## START

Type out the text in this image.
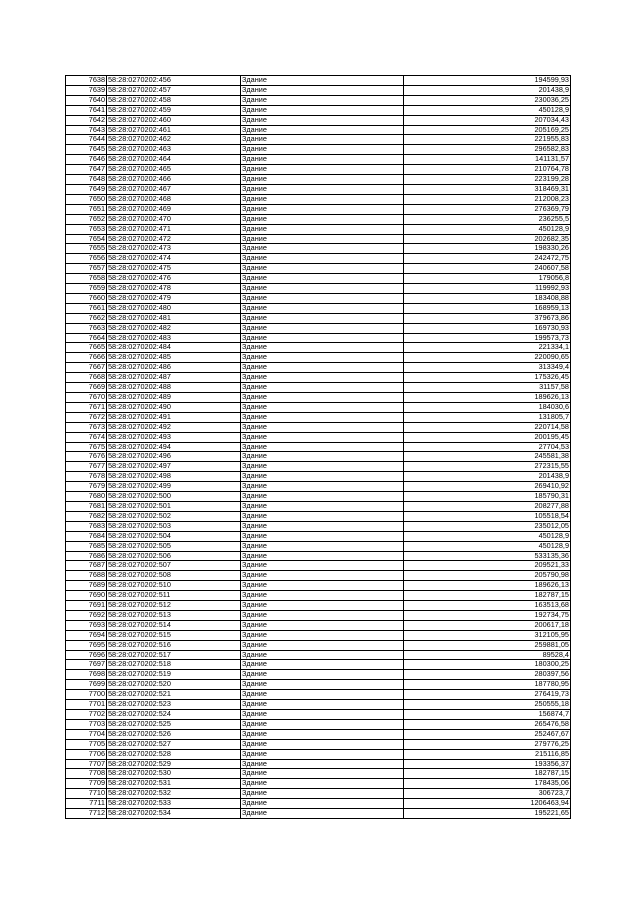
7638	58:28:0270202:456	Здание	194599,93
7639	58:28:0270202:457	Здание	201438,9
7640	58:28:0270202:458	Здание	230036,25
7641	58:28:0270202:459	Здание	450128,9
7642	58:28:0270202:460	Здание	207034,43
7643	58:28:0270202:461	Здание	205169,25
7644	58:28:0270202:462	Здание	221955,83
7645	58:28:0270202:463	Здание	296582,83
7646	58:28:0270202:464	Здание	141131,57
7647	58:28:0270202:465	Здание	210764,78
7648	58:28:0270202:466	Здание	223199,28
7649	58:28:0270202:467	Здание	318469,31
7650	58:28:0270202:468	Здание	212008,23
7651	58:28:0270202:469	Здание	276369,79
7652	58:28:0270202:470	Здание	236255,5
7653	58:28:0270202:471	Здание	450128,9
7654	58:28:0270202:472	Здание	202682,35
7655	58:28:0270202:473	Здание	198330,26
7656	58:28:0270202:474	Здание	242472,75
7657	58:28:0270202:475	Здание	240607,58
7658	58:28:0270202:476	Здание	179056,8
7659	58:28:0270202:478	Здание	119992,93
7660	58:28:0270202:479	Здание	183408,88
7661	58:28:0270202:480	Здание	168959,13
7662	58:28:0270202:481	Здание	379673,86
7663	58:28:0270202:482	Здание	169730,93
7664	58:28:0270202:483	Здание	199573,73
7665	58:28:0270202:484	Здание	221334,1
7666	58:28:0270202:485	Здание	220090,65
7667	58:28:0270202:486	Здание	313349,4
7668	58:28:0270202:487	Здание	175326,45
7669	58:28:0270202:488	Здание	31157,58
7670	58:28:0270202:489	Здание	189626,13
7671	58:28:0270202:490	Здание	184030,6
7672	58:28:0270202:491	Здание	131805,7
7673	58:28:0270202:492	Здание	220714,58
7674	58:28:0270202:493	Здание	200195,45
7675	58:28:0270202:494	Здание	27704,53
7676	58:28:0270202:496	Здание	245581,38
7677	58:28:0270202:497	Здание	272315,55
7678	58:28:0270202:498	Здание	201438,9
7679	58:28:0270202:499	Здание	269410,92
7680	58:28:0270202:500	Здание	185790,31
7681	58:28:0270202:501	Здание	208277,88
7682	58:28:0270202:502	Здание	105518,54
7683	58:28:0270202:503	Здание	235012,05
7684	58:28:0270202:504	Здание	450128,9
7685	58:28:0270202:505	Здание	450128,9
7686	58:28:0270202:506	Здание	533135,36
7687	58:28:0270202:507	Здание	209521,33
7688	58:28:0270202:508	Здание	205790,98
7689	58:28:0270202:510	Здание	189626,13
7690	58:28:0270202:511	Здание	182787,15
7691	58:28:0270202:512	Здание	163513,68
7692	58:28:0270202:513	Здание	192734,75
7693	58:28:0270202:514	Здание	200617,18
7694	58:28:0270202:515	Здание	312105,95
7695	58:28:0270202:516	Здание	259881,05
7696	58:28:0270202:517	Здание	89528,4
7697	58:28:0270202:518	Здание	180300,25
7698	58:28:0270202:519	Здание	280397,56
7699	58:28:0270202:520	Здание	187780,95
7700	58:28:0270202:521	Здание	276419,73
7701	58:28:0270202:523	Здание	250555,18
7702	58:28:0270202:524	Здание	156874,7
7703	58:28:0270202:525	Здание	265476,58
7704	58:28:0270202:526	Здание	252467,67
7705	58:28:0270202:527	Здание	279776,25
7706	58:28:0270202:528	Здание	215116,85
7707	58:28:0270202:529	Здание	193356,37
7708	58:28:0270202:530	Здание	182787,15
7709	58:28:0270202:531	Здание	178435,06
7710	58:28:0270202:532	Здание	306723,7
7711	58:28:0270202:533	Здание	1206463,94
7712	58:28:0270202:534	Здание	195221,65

## END
## START

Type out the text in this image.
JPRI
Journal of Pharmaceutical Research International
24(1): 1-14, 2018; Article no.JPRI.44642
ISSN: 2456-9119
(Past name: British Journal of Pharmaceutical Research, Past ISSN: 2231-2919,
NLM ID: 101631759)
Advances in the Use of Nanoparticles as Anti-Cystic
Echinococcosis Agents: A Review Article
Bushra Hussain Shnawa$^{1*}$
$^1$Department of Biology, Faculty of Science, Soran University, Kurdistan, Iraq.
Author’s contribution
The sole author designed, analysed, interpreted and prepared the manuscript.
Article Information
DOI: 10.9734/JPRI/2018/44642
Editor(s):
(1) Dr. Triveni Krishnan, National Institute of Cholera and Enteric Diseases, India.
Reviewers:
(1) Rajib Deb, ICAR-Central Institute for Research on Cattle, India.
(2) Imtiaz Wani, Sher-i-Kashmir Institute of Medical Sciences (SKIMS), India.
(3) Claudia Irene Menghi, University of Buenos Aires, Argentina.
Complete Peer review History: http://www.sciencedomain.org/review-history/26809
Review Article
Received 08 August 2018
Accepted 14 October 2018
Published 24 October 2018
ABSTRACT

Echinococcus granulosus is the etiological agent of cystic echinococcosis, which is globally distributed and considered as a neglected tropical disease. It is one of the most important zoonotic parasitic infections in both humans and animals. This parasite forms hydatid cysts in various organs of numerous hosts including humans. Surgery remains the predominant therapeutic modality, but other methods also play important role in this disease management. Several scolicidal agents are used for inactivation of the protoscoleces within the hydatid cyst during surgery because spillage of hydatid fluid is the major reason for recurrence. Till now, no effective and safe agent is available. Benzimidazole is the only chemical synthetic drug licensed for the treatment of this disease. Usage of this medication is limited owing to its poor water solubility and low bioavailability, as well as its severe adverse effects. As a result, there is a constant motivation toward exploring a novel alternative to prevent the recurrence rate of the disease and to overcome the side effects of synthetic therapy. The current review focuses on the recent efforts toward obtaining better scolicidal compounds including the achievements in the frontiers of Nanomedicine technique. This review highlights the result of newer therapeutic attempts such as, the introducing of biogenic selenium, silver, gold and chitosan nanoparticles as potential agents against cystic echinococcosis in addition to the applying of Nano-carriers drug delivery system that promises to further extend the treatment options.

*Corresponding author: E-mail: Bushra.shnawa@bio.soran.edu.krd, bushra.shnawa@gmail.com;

## END

Directions
Tally the lines above that contain the word "October", and reply with only the number.

Completed exercise
2